Print the listing below exactly.

________

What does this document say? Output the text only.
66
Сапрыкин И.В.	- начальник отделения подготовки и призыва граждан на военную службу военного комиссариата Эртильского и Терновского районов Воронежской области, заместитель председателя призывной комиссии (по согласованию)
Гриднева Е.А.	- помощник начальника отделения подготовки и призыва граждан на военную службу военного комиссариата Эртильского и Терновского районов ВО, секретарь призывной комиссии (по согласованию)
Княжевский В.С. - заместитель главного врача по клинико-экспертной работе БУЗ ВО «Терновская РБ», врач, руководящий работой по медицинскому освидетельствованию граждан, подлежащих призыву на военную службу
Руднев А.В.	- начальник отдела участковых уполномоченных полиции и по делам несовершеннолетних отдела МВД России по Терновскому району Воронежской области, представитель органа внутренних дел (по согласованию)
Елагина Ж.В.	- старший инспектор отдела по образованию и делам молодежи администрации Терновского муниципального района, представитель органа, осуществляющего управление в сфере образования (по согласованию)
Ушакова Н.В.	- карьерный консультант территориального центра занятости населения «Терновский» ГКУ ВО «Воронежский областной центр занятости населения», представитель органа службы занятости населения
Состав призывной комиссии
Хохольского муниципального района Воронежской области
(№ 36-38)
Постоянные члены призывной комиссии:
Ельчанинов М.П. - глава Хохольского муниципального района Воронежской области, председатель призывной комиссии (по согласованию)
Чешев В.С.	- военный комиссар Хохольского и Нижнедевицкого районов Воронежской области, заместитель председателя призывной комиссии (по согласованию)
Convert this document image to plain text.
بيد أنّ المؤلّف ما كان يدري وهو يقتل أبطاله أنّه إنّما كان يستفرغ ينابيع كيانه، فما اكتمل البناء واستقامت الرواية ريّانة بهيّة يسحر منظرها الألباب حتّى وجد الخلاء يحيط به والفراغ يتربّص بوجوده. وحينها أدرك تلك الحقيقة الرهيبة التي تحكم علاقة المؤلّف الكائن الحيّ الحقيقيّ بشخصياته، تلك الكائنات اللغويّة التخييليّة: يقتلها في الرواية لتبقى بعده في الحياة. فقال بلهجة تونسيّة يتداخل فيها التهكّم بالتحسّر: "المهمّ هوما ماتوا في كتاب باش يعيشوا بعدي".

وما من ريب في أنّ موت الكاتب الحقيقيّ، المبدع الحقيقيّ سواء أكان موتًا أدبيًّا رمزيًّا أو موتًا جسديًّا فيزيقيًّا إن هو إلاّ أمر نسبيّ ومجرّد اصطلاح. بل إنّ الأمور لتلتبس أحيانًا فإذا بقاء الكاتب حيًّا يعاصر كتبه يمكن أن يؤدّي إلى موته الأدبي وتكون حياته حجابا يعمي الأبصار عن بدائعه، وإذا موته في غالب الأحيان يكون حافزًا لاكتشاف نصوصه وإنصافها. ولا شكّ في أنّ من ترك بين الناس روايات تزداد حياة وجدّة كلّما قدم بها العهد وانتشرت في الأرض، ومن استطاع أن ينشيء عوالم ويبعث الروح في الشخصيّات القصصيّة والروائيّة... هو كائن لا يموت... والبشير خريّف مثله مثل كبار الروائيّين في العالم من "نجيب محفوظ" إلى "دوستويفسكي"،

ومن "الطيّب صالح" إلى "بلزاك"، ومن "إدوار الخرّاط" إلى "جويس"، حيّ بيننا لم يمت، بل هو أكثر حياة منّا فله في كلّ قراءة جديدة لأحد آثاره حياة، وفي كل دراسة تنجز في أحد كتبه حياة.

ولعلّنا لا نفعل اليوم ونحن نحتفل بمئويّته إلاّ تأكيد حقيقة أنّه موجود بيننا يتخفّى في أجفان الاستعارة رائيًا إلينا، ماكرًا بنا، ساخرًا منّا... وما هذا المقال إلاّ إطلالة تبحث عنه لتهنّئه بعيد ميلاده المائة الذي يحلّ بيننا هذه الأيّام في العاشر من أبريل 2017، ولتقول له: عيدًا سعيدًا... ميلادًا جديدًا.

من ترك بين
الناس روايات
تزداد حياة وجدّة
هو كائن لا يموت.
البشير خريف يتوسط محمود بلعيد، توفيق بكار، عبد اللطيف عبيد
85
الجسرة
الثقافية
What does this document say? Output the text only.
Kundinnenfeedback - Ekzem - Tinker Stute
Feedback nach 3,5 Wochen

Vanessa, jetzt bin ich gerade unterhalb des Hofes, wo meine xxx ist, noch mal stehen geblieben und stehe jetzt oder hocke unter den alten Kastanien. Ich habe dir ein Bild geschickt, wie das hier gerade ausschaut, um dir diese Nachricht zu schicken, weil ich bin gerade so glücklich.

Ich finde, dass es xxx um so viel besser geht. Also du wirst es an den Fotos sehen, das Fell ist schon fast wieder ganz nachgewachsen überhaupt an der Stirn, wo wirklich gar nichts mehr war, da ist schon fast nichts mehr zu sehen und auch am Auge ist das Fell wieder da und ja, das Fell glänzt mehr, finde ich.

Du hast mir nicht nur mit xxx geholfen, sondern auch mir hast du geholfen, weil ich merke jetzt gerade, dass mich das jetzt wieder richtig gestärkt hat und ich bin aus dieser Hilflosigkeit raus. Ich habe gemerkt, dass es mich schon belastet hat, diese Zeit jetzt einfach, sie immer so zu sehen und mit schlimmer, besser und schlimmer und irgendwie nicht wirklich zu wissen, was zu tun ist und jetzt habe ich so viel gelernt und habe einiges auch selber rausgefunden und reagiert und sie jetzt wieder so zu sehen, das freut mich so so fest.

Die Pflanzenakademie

________

FINISHED ANSWER
What does this document say? Output the text only.
66
Сапрыкин И.В.	- начальник отделения подготовки и призыва граждан на военную службу военного комиссариата Эртильского и Терновского районов Воронежской области, заместитель председателя призывной комиссии (по согласованию)
Гриднева Е.А.	- помощник начальника отделения подготовки и призыва граждан на военную службу военного комиссариата Эртильского и Терновского районов ВО, секретарь призывной комиссии (по согласованию)
Княжевский В.С. - заместитель главного врача по клинико-экспертной работе БУЗ ВО «Терновская РБ», врач, руководящий работой по медицинскому освидетельствованию граждан, подлежащих призыву на военную службу
Руднев А.В.	- начальник отдела участковых уполномоченных полиции и по делам несовершеннолетних отдела МВД России по Терновскому району Воронежской области, представитель органа внутренних дел (по согласованию)
Елагина Ж.В.	- старший инспектор отдела по образованию и делам молодежи администрации Терновского муниципального района, представитель органа, осуществляющего управление в сфере образования (по согласованию)
Ушакова Н.В.	- карьерный консультант территориального центра занятости населения «Терновский» ГКУ ВО «Воронежский областной центр занятости населения», представитель органа службы занятости населения
Состав призывной комиссии
Хохольского муниципального района Воронежской области
(№ 36-38)
Постоянные члены призывной комиссии:
Ельчанинов М.П. - глава Хохольского муниципального района Воронежской области, председатель призывной комиссии (по согласованию)
Чешев В.С.	- военный комиссар Хохольского и Нижнедевицкого районов Воронежской области, заместитель председателя призывной комиссии (по согласованию)
Convert this document image to plain text.
بيد أنّ المؤلّف ما كان يدري وهو يقتل أبطاله أنّه إنّما كان يستفرغ ينابيع كيانه، فما اكتمل البناء واستقامت الرواية ريّانة بهيّة يسحر منظرها الألباب حتّى وجد الخلاء يحيط به والفراغ يتربّص بوجوده. وحينها أدرك تلك الحقيقة الرهيبة التي تحكم علاقة المؤلّف الكائن الحيّ الحقيقيّ بشخصياته، تلك الكائنات اللغويّة التخييليّة: يقتلها في الرواية لتبقى بعده في الحياة. فقال بلهجة تونسيّة يتداخل فيها التهكّم بالتحسّر: "المهمّ هوما ماتوا في كتاب باش يعيشوا بعدي".

وما من ريب في أنّ موت الكاتب الحقيقيّ، المبدع الحقيقيّ سواء أكان موتًا أدبيًّا رمزيًّا أو موتًا جسديًّا فيزيقيًّا إن هو إلاّ أمر نسبيّ ومجرّد اصطلاح. بل إنّ الأمور لتلتبس أحيانًا فإذا بقاء الكاتب حيًّا يعاصر كتبه يمكن أن يؤدّي إلى موته الأدبي وتكون حياته حجابا يعمي الأبصار عن بدائعه، وإذا موته في غالب الأحيان يكون حافزًا لاكتشاف نصوصه وإنصافها. ولا شكّ في أنّ من ترك بين الناس روايات تزداد حياة وجدّة كلّما قدم بها العهد وانتشرت في الأرض، ومن استطاع أن ينشيء عوالم ويبعث الروح في الشخصيّات القصصيّة والروائيّة... هو كائن لا يموت... والبشير خريّف مثله مثل كبار الروائيّين في العالم من "نجيب محفوظ" إلى "دوستويفسكي"،

ومن "الطيّب صالح" إلى "بلزاك"، ومن "إدوار الخرّاط" إلى "جويس"، حيّ بيننا لم يمت، بل هو أكثر حياة منّا فله في كلّ قراءة جديدة لأحد آثاره حياة، وفي كل دراسة تنجز في أحد كتبه حياة.

ولعلّنا لا نفعل اليوم ونحن نحتفل بمئويّته إلاّ تأكيد حقيقة أنّه موجود بيننا يتخفّى في أجفان الاستعارة رائيًا إلينا، ماكرًا بنا، ساخرًا منّا... وما هذا المقال إلاّ إطلالة تبحث عنه لتهنّئه بعيد ميلاده المائة الذي يحلّ بيننا هذه الأيّام في العاشر من أبريل 2017، ولتقول له: عيدًا سعيدًا... ميلادًا جديدًا.

من ترك بين
الناس روايات
تزداد حياة وجدّة
هو كائن لا يموت.
البشير خريف يتوسط محمود بلعيد، توفيق بكار، عبد اللطيف عبيد
85
الجسرة
الثقافية
What does this document say? Output the text only.
Kundinnenfeedback - Ekzem - Tinker Stute
Feedback nach 3,5 Wochen

Vanessa, jetzt bin ich gerade unterhalb des Hofes, wo meine xxx ist, noch mal stehen geblieben und stehe jetzt oder hocke unter den alten Kastanien. Ich habe dir ein Bild geschickt, wie das hier gerade ausschaut, um dir diese Nachricht zu schicken, weil ich bin gerade so glücklich.

Ich finde, dass es xxx um so viel besser geht. Also du wirst es an den Fotos sehen, das Fell ist schon fast wieder ganz nachgewachsen überhaupt an der Stirn, wo wirklich gar nichts mehr war, da ist schon fast nichts mehr zu sehen und auch am Auge ist das Fell wieder da und ja, das Fell glänzt mehr, finde ich.

Du hast mir nicht nur mit xxx geholfen, sondern auch mir hast du geholfen, weil ich merke jetzt gerade, dass mich das jetzt wieder richtig gestärkt hat und ich bin aus dieser Hilflosigkeit raus. Ich habe gemerkt, dass es mich schon belastet hat, diese Zeit jetzt einfach, sie immer so zu sehen und mit schlimmer, besser und schlimmer und irgendwie nicht wirklich zu wissen, was zu tun ist und jetzt habe ich so viel gelernt und habe einiges auch selber rausgefunden und reagiert und sie jetzt wieder so zu sehen, das freut mich so so fest.

Die Pflanzenakademie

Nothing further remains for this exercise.